• WHAT TO WORK ON: All of the data must be printed exactly; please include every line.

• RAW DATA:

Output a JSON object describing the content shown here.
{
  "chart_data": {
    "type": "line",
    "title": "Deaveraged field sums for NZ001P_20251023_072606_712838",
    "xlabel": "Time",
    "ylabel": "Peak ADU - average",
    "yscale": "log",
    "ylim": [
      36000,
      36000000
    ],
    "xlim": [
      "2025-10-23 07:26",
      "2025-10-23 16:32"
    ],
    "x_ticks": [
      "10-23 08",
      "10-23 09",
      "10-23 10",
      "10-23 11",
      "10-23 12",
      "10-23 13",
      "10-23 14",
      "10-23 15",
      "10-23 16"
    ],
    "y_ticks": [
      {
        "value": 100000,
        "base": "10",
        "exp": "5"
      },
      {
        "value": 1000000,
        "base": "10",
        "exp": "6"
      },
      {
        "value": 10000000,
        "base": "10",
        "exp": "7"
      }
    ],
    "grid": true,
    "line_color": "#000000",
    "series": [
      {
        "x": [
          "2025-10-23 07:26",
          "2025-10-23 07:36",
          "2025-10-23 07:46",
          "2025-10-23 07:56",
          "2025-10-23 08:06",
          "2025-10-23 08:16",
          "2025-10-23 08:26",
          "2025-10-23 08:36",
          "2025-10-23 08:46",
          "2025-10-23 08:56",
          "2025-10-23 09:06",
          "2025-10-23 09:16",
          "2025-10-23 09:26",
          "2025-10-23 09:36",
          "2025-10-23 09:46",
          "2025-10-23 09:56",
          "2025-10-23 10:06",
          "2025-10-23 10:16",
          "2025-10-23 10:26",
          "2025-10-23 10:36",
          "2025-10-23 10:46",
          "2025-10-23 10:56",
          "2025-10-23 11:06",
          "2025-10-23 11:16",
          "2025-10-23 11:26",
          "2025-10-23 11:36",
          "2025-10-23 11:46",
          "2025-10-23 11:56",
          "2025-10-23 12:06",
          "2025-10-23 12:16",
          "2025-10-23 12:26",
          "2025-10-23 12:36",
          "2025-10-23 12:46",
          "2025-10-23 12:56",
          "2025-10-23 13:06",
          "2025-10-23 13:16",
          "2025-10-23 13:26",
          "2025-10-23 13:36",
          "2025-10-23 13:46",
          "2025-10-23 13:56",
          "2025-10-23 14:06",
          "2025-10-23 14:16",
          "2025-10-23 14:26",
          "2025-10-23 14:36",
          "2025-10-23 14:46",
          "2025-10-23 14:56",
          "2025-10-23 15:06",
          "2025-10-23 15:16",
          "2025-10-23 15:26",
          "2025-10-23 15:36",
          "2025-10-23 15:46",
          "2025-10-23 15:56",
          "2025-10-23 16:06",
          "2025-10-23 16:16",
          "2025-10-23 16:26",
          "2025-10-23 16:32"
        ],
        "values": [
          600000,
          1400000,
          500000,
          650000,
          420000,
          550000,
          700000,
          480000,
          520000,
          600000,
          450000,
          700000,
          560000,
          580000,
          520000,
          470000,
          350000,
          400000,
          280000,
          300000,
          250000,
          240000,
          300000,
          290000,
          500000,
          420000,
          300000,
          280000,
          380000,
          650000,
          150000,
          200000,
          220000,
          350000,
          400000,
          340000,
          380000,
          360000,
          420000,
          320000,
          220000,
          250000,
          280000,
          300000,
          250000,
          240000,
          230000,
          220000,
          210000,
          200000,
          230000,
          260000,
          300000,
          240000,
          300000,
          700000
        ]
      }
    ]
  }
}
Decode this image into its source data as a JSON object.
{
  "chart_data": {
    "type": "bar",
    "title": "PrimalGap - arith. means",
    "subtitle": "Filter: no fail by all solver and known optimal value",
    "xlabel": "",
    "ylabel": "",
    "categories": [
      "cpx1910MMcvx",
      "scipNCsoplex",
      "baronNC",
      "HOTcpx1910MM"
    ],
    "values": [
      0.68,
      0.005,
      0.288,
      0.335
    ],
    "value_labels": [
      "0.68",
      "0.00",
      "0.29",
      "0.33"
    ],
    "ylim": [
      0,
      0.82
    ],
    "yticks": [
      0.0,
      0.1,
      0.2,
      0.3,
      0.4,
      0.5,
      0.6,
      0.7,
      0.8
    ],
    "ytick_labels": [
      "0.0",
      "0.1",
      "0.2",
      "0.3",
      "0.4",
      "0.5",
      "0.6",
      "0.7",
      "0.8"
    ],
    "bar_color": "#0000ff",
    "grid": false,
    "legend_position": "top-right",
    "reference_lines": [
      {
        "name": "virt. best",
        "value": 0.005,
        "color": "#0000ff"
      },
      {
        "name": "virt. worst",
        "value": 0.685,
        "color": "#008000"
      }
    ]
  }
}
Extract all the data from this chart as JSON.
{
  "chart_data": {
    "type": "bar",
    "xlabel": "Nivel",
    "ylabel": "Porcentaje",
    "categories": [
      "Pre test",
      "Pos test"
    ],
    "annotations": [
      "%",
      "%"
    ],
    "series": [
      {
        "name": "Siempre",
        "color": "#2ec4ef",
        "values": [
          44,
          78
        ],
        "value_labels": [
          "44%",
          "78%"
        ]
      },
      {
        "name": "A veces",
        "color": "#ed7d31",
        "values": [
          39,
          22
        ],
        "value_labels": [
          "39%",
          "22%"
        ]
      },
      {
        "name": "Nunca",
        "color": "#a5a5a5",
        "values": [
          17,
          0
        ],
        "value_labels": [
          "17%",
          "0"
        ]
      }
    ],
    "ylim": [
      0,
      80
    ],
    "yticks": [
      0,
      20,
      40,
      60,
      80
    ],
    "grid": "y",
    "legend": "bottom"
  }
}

• THE RESPONSE:
Output a JSON object describing the content shown here.
{
  "chart_data": {
    "type": "line",
    "title": "Deaveraged field sums for NZ001P_20251023_072606_712838",
    "xlabel": "Time",
    "ylabel": "Peak ADU - average",
    "yscale": "log",
    "ylim": [
      36000,
      36000000
    ],
    "xlim": [
      "2025-10-23 07:26",
      "2025-10-23 16:32"
    ],
    "x_ticks": [
      "10-23 08",
      "10-23 09",
      "10-23 10",
      "10-23 11",
      "10-23 12",
      "10-23 13",
      "10-23 14",
      "10-23 15",
      "10-23 16"
    ],
    "y_ticks": [
      {
        "value": 100000,
        "base": "10",
        "exp": "5"
      },
      {
        "value": 1000000,
        "base": "10",
        "exp": "6"
      },
      {
        "value": 10000000,
        "base": "10",
        "exp": "7"
      }
    ],
    "grid": true,
    "line_color": "#000000",
    "series": [
      {
        "x": [
          "2025-10-23 07:26",
          "2025-10-23 07:36",
          "2025-10-23 07:46",
          "2025-10-23 07:56",
          "2025-10-23 08:06",
          "2025-10-23 08:16",
          "2025-10-23 08:26",
          "2025-10-23 08:36",
          "2025-10-23 08:46",
          "2025-10-23 08:56",
          "2025-10-23 09:06",
          "2025-10-23 09:16",
          "2025-10-23 09:26",
          "2025-10-23 09:36",
          "2025-10-23 09:46",
          "2025-10-23 09:56",
          "2025-10-23 10:06",
          "2025-10-23 10:16",
          "2025-10-23 10:26",
          "2025-10-23 10:36",
          "2025-10-23 10:46",
          "2025-10-23 10:56",
          "2025-10-23 11:06",
          "2025-10-23 11:16",
          "2025-10-23 11:26",
          "2025-10-23 11:36",
          "2025-10-23 11:46",
          "2025-10-23 11:56",
          "2025-10-23 12:06",
          "2025-10-23 12:16",
          "2025-10-23 12:26",
          "2025-10-23 12:36",
          "2025-10-23 12:46",
          "2025-10-23 12:56",
          "2025-10-23 13:06",
          "2025-10-23 13:16",
          "2025-10-23 13:26",
          "2025-10-23 13:36",
          "2025-10-23 13:46",
          "2025-10-23 13:56",
          "2025-10-23 14:06",
          "2025-10-23 14:16",
          "2025-10-23 14:26",
          "2025-10-23 14:36",
          "2025-10-23 14:46",
          "2025-10-23 14:56",
          "2025-10-23 15:06",
          "2025-10-23 15:16",
          "2025-10-23 15:26",
          "2025-10-23 15:36",
          "2025-10-23 15:46",
          "2025-10-23 15:56",
          "2025-10-23 16:06",
          "2025-10-23 16:16",
          "2025-10-23 16:26",
          "2025-10-23 16:32"
        ],
        "values": [
          600000,
          1400000,
          500000,
          650000,
          420000,
          550000,
          700000,
          480000,
          520000,
          600000,
          450000,
          700000,
          560000,
          580000,
          520000,
          470000,
          350000,
          400000,
          280000,
          300000,
          250000,
          240000,
          300000,
          290000,
          500000,
          420000,
          300000,
          280000,
          380000,
          650000,
          150000,
          200000,
          220000,
          350000,
          400000,
          340000,
          380000,
          360000,
          420000,
          320000,
          220000,
          250000,
          280000,
          300000,
          250000,
          240000,
          230000,
          220000,
          210000,
          200000,
          230000,
          260000,
          300000,
          240000,
          300000,
          700000
        ]
      }
    ]
  }
}
Decode this image into its source data as a JSON object.
{
  "chart_data": {
    "type": "bar",
    "title": "PrimalGap - arith. means",
    "subtitle": "Filter: no fail by all solver and known optimal value",
    "xlabel": "",
    "ylabel": "",
    "categories": [
      "cpx1910MMcvx",
      "scipNCsoplex",
      "baronNC",
      "HOTcpx1910MM"
    ],
    "values": [
      0.68,
      0.005,
      0.288,
      0.335
    ],
    "value_labels": [
      "0.68",
      "0.00",
      "0.29",
      "0.33"
    ],
    "ylim": [
      0,
      0.82
    ],
    "yticks": [
      0.0,
      0.1,
      0.2,
      0.3,
      0.4,
      0.5,
      0.6,
      0.7,
      0.8
    ],
    "ytick_labels": [
      "0.0",
      "0.1",
      "0.2",
      "0.3",
      "0.4",
      "0.5",
      "0.6",
      "0.7",
      "0.8"
    ],
    "bar_color": "#0000ff",
    "grid": false,
    "legend_position": "top-right",
    "reference_lines": [
      {
        "name": "virt. best",
        "value": 0.005,
        "color": "#0000ff"
      },
      {
        "name": "virt. worst",
        "value": 0.685,
        "color": "#008000"
      }
    ]
  }
}
Extract all the data from this chart as JSON.
{
  "chart_data": {
    "type": "bar",
    "xlabel": "Nivel",
    "ylabel": "Porcentaje",
    "categories": [
      "Pre test",
      "Pos test"
    ],
    "annotations": [
      "%",
      "%"
    ],
    "series": [
      {
        "name": "Siempre",
        "color": "#2ec4ef",
        "values": [
          44,
          78
        ],
        "value_labels": [
          "44%",
          "78%"
        ]
      },
      {
        "name": "A veces",
        "color": "#ed7d31",
        "values": [
          39,
          22
        ],
        "value_labels": [
          "39%",
          "22%"
        ]
      },
      {
        "name": "Nunca",
        "color": "#a5a5a5",
        "values": [
          17,
          0
        ],
        "value_labels": [
          "17%",
          "0"
        ]
      }
    ],
    "ylim": [
      0,
      80
    ],
    "yticks": [
      0,
      20,
      40,
      60,
      80
    ],
    "grid": "y",
    "legend": "bottom"
  }
}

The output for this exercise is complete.